> [EXERCISE INSTRUCTIONS] Collect each line of the records containing the string "measures".
---+---
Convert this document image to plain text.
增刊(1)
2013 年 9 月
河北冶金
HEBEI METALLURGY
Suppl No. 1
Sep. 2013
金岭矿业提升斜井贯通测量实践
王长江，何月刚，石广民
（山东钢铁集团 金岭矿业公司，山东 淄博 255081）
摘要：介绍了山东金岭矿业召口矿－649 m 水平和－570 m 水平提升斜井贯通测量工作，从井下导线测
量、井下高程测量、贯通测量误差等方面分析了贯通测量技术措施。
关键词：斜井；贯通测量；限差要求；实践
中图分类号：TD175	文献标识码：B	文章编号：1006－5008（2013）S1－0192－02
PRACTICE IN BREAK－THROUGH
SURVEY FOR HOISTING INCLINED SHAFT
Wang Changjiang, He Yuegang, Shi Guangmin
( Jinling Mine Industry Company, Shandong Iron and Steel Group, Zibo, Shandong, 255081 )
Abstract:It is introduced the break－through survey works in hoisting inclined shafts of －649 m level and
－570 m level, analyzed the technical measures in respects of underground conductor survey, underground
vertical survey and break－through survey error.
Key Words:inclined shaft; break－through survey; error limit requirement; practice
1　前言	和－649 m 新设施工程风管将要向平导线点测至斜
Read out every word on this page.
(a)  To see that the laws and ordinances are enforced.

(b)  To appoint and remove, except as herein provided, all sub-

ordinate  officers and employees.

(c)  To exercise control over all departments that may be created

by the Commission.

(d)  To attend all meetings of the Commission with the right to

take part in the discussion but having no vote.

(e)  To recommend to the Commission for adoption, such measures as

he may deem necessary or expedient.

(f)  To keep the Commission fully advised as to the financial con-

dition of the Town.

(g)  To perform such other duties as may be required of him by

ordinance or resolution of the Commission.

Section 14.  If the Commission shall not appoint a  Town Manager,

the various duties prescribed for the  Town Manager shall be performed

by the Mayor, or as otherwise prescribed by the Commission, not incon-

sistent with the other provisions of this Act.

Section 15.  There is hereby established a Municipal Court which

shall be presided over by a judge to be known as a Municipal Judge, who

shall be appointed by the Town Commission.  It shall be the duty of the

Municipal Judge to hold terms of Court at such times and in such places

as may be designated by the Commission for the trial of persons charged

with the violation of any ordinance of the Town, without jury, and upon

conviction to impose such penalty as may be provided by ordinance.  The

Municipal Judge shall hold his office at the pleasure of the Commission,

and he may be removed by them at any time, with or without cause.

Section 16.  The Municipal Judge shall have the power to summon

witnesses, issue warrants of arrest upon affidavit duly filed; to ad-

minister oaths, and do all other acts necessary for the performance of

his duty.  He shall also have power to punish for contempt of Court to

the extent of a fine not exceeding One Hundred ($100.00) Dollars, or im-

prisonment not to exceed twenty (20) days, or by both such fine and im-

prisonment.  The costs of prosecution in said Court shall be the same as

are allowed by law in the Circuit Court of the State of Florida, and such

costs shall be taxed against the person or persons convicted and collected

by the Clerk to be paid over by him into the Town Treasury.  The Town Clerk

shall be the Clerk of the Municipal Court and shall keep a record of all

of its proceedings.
---+---
> [WRITTEN RESPONSE]
－570 m level, analyzed the technical measures in respects of underground conductor survey, underground
(e)  To recommend to the Commission for adoption, such measures as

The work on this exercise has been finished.